* start *

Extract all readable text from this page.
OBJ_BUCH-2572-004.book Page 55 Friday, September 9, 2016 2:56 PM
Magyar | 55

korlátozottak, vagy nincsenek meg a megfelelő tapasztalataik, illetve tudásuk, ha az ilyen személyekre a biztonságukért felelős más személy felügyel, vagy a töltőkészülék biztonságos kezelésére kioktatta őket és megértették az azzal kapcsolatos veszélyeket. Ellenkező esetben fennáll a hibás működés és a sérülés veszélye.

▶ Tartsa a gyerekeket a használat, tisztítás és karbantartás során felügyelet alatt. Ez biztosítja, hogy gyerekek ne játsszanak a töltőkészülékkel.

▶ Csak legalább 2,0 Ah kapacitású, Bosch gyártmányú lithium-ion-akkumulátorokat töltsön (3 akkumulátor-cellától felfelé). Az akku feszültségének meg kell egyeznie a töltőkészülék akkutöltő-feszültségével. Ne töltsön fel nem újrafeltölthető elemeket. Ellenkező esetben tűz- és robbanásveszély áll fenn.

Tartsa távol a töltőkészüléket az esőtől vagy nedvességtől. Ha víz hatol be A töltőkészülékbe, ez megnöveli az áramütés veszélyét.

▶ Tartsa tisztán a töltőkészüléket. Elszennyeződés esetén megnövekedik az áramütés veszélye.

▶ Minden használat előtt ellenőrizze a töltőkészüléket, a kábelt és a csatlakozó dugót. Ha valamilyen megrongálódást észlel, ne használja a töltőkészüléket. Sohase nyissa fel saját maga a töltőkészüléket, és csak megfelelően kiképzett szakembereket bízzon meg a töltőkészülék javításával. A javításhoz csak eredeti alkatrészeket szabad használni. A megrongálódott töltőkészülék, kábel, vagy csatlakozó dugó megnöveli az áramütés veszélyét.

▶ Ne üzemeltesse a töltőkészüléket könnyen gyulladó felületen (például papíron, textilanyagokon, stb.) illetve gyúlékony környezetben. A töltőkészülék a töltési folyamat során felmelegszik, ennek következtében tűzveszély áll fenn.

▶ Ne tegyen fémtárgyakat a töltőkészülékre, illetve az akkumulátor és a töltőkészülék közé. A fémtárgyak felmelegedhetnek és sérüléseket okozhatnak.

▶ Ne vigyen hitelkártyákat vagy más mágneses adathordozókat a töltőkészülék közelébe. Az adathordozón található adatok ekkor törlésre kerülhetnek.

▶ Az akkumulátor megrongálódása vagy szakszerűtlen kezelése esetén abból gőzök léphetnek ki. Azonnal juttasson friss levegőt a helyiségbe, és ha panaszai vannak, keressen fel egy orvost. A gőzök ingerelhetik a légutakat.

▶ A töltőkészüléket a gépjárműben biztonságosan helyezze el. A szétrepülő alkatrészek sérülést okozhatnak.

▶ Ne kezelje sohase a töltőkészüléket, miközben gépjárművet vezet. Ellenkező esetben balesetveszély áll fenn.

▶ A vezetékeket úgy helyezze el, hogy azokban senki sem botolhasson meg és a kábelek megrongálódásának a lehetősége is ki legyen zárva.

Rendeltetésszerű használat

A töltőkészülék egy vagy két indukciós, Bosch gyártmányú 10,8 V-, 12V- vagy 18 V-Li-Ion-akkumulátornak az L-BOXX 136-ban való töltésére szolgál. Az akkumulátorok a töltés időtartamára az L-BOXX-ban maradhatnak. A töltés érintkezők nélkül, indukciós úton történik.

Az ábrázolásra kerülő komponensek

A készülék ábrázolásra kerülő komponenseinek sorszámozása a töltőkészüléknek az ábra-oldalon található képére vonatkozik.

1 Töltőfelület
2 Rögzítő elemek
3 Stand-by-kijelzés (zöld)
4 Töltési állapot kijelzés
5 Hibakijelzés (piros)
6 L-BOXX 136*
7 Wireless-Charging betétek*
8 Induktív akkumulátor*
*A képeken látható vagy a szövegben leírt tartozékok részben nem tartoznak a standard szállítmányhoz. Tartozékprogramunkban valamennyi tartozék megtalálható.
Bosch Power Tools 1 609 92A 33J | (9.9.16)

* end *

WHAT TO WORK ON:
Quote each line above in full, word for word.

THE COMPLETED TASK:
Extract all readable text from this page.
OBJ_BUCH-2572-004.book Page 55 Friday, September 9, 2016 2:56 PM
Magyar | 55

korlátozottak, vagy nincsenek meg a megfelelő tapasztalataik, illetve tudásuk, ha az ilyen személyekre a biztonságukért felelős más személy felügyel, vagy a töltőkészülék biztonságos kezelésére kioktatta őket és megértették az azzal kapcsolatos veszélyeket. Ellenkező esetben fennáll a hibás működés és a sérülés veszélye.

▶ Tartsa a gyerekeket a használat, tisztítás és karbantartás során felügyelet alatt. Ez biztosítja, hogy gyerekek ne játsszanak a töltőkészülékkel.

▶ Csak legalább 2,0 Ah kapacitású, Bosch gyártmányú lithium-ion-akkumulátorokat töltsön (3 akkumulátor-cellától felfelé). Az akku feszültségének meg kell egyeznie a töltőkészülék akkutöltő-feszültségével. Ne töltsön fel nem újrafeltölthető elemeket. Ellenkező esetben tűz- és robbanásveszély áll fenn.

Tartsa távol a töltőkészüléket az esőtől vagy nedvességtől. Ha víz hatol be A töltőkészülékbe, ez megnöveli az áramütés veszélyét.

▶ Tartsa tisztán a töltőkészüléket. Elszennyeződés esetén megnövekedik az áramütés veszélye.

▶ Minden használat előtt ellenőrizze a töltőkészüléket, a kábelt és a csatlakozó dugót. Ha valamilyen megrongálódást észlel, ne használja a töltőkészüléket. Sohase nyissa fel saját maga a töltőkészüléket, és csak megfelelően kiképzett szakembereket bízzon meg a töltőkészülék javításával. A javításhoz csak eredeti alkatrészeket szabad használni. A megrongálódott töltőkészülék, kábel, vagy csatlakozó dugó megnöveli az áramütés veszélyét.

▶ Ne üzemeltesse a töltőkészüléket könnyen gyulladó felületen (például papíron, textilanyagokon, stb.) illetve gyúlékony környezetben. A töltőkészülék a töltési folyamat során felmelegszik, ennek következtében tűzveszély áll fenn.

▶ Ne tegyen fémtárgyakat a töltőkészülékre, illetve az akkumulátor és a töltőkészülék közé. A fémtárgyak felmelegedhetnek és sérüléseket okozhatnak.

▶ Ne vigyen hitelkártyákat vagy más mágneses adathordozókat a töltőkészülék közelébe. Az adathordozón található adatok ekkor törlésre kerülhetnek.

▶ Az akkumulátor megrongálódása vagy szakszerűtlen kezelése esetén abból gőzök léphetnek ki. Azonnal juttasson friss levegőt a helyiségbe, és ha panaszai vannak, keressen fel egy orvost. A gőzök ingerelhetik a légutakat.

▶ A töltőkészüléket a gépjárműben biztonságosan helyezze el. A szétrepülő alkatrészek sérülést okozhatnak.

▶ Ne kezelje sohase a töltőkészüléket, miközben gépjárművet vezet. Ellenkező esetben balesetveszély áll fenn.

▶ A vezetékeket úgy helyezze el, hogy azokban senki sem botolhasson meg és a kábelek megrongálódásának a lehetősége is ki legyen zárva.

Rendeltetésszerű használat

A töltőkészülék egy vagy két indukciós, Bosch gyártmányú 10,8 V-, 12V- vagy 18 V-Li-Ion-akkumulátornak az L-BOXX 136-ban való töltésére szolgál. Az akkumulátorok a töltés időtartamára az L-BOXX-ban maradhatnak. A töltés érintkezők nélkül, indukciós úton történik.

Az ábrázolásra kerülő komponensek

A készülék ábrázolásra kerülő komponenseinek sorszámozása a töltőkészüléknek az ábra-oldalon található képére vonatkozik.

1 Töltőfelület
2 Rögzítő elemek
3 Stand-by-kijelzés (zöld)
4 Töltési állapot kijelzés
5 Hibakijelzés (piros)
6 L-BOXX 136*
7 Wireless-Charging betétek*
8 Induktív akkumulátor*
*A képeken látható vagy a szövegben leírt tartozékok részben nem tartoznak a standard szállítmányhoz. Tartozékprogramunkban valamennyi tartozék megtalálható.
Bosch Power Tools 1 609 92A 33J | (9.9.16)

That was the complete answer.